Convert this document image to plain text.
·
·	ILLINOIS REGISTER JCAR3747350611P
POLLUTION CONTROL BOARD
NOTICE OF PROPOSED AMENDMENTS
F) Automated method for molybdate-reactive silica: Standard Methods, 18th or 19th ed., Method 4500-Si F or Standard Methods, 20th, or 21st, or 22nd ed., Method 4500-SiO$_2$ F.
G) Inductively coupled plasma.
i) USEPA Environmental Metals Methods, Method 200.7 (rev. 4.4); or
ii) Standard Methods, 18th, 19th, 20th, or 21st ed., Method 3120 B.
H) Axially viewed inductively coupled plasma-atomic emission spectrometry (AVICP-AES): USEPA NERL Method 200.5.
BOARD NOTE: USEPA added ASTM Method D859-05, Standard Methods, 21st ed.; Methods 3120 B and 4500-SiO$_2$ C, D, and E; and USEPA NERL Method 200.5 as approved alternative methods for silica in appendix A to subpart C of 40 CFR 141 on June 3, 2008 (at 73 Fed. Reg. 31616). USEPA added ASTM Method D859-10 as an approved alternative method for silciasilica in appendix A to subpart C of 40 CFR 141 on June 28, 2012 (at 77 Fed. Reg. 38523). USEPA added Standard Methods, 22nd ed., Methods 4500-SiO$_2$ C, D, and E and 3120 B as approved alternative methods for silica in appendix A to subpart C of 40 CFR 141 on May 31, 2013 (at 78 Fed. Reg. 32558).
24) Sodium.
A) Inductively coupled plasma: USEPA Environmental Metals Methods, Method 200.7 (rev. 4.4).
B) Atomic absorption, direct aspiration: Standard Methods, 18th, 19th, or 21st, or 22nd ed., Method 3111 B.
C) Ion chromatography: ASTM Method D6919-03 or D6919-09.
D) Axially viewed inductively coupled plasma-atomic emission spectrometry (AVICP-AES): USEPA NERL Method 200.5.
_ _ _ _ _
> **Aim of the task**:
Without changing a word, restate the whole listing.

> **Full answer**:
Convert this document image to plain text.
·
·	ILLINOIS REGISTER JCAR3747350611P
POLLUTION CONTROL BOARD
NOTICE OF PROPOSED AMENDMENTS
F) Automated method for molybdate-reactive silica: Standard Methods, 18th or 19th ed., Method 4500-Si F or Standard Methods, 20th, or 21st, or 22nd ed., Method 4500-SiO$_2$ F.
G) Inductively coupled plasma.
i) USEPA Environmental Metals Methods, Method 200.7 (rev. 4.4); or
ii) Standard Methods, 18th, 19th, 20th, or 21st ed., Method 3120 B.
H) Axially viewed inductively coupled plasma-atomic emission spectrometry (AVICP-AES): USEPA NERL Method 200.5.
BOARD NOTE: USEPA added ASTM Method D859-05, Standard Methods, 21st ed.; Methods 3120 B and 4500-SiO$_2$ C, D, and E; and USEPA NERL Method 200.5 as approved alternative methods for silica in appendix A to subpart C of 40 CFR 141 on June 3, 2008 (at 73 Fed. Reg. 31616). USEPA added ASTM Method D859-10 as an approved alternative method for silciasilica in appendix A to subpart C of 40 CFR 141 on June 28, 2012 (at 77 Fed. Reg. 38523). USEPA added Standard Methods, 22nd ed., Methods 4500-SiO$_2$ C, D, and E and 3120 B as approved alternative methods for silica in appendix A to subpart C of 40 CFR 141 on May 31, 2013 (at 78 Fed. Reg. 32558).
24) Sodium.
A) Inductively coupled plasma: USEPA Environmental Metals Methods, Method 200.7 (rev. 4.4).
B) Atomic absorption, direct aspiration: Standard Methods, 18th, 19th, or 21st, or 22nd ed., Method 3111 B.
C) Ion chromatography: ASTM Method D6919-03 or D6919-09.
D) Axially viewed inductively coupled plasma-atomic emission spectrometry (AVICP-AES): USEPA NERL Method 200.5.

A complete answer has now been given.